=== TEXTAUSZUG ===

Rubrik: Biographische Beiträge (Personalien) / Vertreter des sozialen Bereichs (Bildung, Medizin)

VASMER, Max Julius Friedrich Richard (Maxim Romanowitsch), * 15. Februar 1886 in Sankt Petersburg, † 30. November 1962 in West-Berlin. Sprachwissenschaftler, Slawist, korrespondierendes ausländisches Mitglied der Akademie der Wissenschaften der UdSSR (1928).

Vasmer wurde als Sohn einer deutschen Kaufmannsfamilie in St. Petersburg geboren. Auch wenn sein Vater bereits als junger Geschäftsmann in die Hauptstadt des Russischen Reichs gekommen war, verstand er sich nie als Russen, hielt die kulturelle, historische und geistige Verbindung zu seiner Heimat immer aufrecht und war auch bemüht, diese Gefühle seinem Sohn von klein auf weiterzugeben, worauf auch dessen häusliche Erziehung bewusst ausgerichtet war.

Im Jahr 1903 nahm Vasmer nach Ablegung seiner Reifeprüfung am Petersburger Karl May-Gymnasium (Klassisches Privatgymnasium des Dr. Karl May) im Alter von 17 Jahren ein Studium an der Historisch-Philologischen Fakultät der Universität St. Petersburg auf, wo er sich unter der Leitung des herausragenden Sprachwissenschaftlers und korrespondierenden Mitglieds der Petersburger Akademie der Wissenschaften I.A. Baudouin de Courtenay der Erforschung der Slawistik und der Vergleichenden Sprachwissenschaft widmete. In Gestalt des Begründers der Kasaner Linguistischen Schule (Baudouin de Courtenay hatte seine wissenschaftliche Karriere an der Universität Kasan begonnen) fand Vasmer einen verständnisvollen und höchst engagierten Lehrer und fürsorglichen älteren Freund, der ihm durch seinen weiten wissenschaftlichen Horizont, seine unermüdliche Zielstrebigkeit und die Entschiedenheit, mit der er für seine Überzeugungen eintrat, zum Vorbild und Maßstab eines wahren Wissenschaftlers wurde. Ein weiterer universitärer Mentor des später bekannten Sprachwissenschaftlers war das Mitglied der Akademie der Wissenschaften A.A. Schachmatow, der Vasmers wissenschaftliche Weltsicht maßgeblich prägte. Viele Jahre später erinnerte sich Vasmer, für jeden einzelnen Tag dankbar zu sein, den er in Gesellschaft Schachmatows und seiner Mitstreiter verbracht hatte.

=== BEREITGESTELLTE DATEN ===

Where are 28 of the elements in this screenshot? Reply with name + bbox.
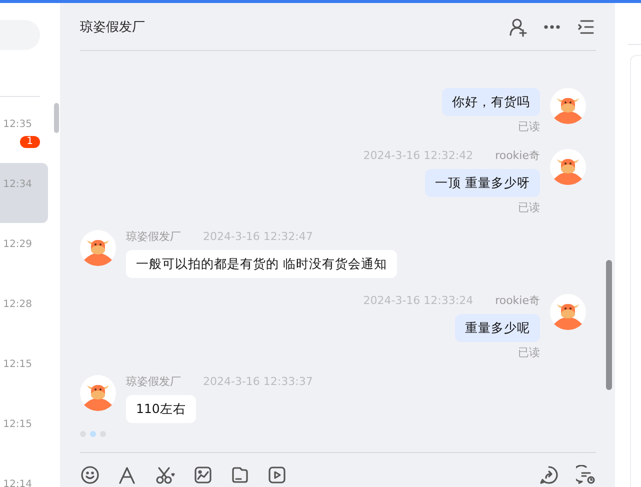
conversation-time: 12:15	[3, 359, 32, 370]
message-bubble: 一般可以拍的都是有货的 临时没有货会通知	[126, 250, 397, 278]
conversation-item[interactable]: 12:34	[0, 163, 48, 223]
message-bubble: 重量多少呢	[455, 314, 540, 342]
message-bubble: 一顶 重量多少呀	[425, 169, 540, 197]
sender-name: rookie奇	[495, 294, 540, 308]
conversation-time: 12:34	[3, 179, 32, 190]
sender-name: 琼姿假发厂	[126, 230, 181, 244]
chat-title: 琼姿假发厂	[80, 18, 145, 36]
conversation-item[interactable]: 12:29	[0, 223, 48, 283]
message-bubble: 110左右	[126, 395, 196, 423]
conversation-item[interactable]: 12:15	[0, 343, 48, 403]
message-bubble: 你好，有货吗	[442, 88, 540, 116]
conversation-item[interactable]: 12:14	[0, 463, 48, 487]
read-status: 已读	[518, 201, 540, 214]
conversation-item[interactable]: 12:35 1	[0, 103, 48, 163]
sender-name: 琼姿假发厂	[126, 375, 181, 389]
conversation-item[interactable]: 12:28	[0, 283, 48, 343]
read-status: 已读	[518, 346, 540, 359]
conversation-time: 12:29	[3, 239, 32, 250]
conversation-time: 12:35	[3, 119, 32, 130]
conversation-time: 12:28	[3, 299, 32, 310]
read-status: 已读	[518, 120, 540, 133]
sender-name: rookie奇	[495, 149, 540, 163]
unread-badge: 1	[20, 136, 40, 148]
conversation-time: 12:14	[3, 479, 32, 487]
conversation-time: 12:15	[3, 419, 32, 430]
conversation-item[interactable]: 12:15	[0, 403, 48, 463]
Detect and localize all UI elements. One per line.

===

• [ARBEITSAUFTRÄGE]:
(A) Nennen Sie sämtliche Jahreszahlen, die in der Lebensbeschreibung Max Vasmers vorkommen, in der Reihenfolge ihres Auftretens.
(B) Zitieren Sie aus der Lebensbeschreibung Max Vasmers wörtlich den Abschnitt, der mit den Worten „Vasmer wurde als“ beginnt und nach den Worten „bewusst ausgerichtet war.“ endet.
(C) Schreiben Sie die Lebensbeschreibung Max Vasmers im Anschluss an ihren letzten Satz weiter.

• [ANTWORTEN JE AUFGABE]:
(A) 1886, 1962, 1928, 1903

(B)
Vasmer wurde als Sohn einer deutschen Kaufmannsfamilie in St. Petersburg geboren. Auch wenn sein Vater bereits als junger Geschäftsmann in die Hauptstadt des Russischen Reichs gekommen war, verstand er sich nie als Russen, hielt die kulturelle, historische und geistige Verbindung zu seiner Heimat immer aufrecht und war auch bemüht, diese Gefühle seinem Sohn von klein auf weiterzugeben, worauf auch dessen häusliche Erziehung bewusst ausgerichtet war.

(C)
Im zweiten Studienjahr nahm Vasmer die Arbeit an seinen „Griechisch-Slawischen Studien“ auf, seiner ersten, den griechischen Lehnwörtern in der kirchenslawischen und russischen Sprache gewidmeten lexikographischen Arbeit. Das Ergebnis übertraf selbst die kühnsten Erwartungen. Noch bevor er seine Abschlussprüfungen ablegte, veröffentlichte Vasmer 1906 den ersten Band, dem in den Jahren 1907 und 1909 ein zweiter und dritter Band dieses bis zum heutigen Tag unübertroffenen Werks folgten, das den gerade einmal zwanzigjährigen Vasmer in wissenschaftlichen Kreisen schlagartig berühmt machen sollte.

 

Im Herbst 1907 schloss Vasmer mit einem Diplom der ersten Stufe sein Studium ab und blieb auf einstimmigen Beschluss des Wissenschaftlichen Kollegiums der Historisch-Philologischen Fakultät an der Petersburger Universität, um sich innerhalb eines Zeitraums von zwei Jahren „ohne Stipendium“ auf die Professoren- und Lehrtätigkeit am Lehrstuhl für Vergleichende Sprachwissenschaft vorzubereiten.

Vom 1. Mai bis zum 20. September 1909 hielt sich Vasmer zu wissenschaftlichen Studien im Ausland auf, wo er seine bereits während seines Studiums begonnene Forschungsarbeit fertigstellte, die er am 8. November des gleichen Jahres auf einer öffentlichen Sitzung der Historisch-Philologischen Fakultät der Universität Petersburg als Magisterdissertation vorstellte. Zwei Monate später wurde er als Privatdozent an die Universität Petersburg berufen, wo er eine eigene Vorlesungsreihe zur vergleichenden Sprachwissenschaft halten durfte. Am 1. Juni 1910 wurde der junge, aber bereits allseits anerkannte Slawist ein zweites Mal auf Kosten des Ministeriums für Volksbildung ins Ausland entsandt, wo er sich mit Bezügen von 2.000 Rubel pro Jahr auf die Professorenlaufbahn vorbereiten sollte.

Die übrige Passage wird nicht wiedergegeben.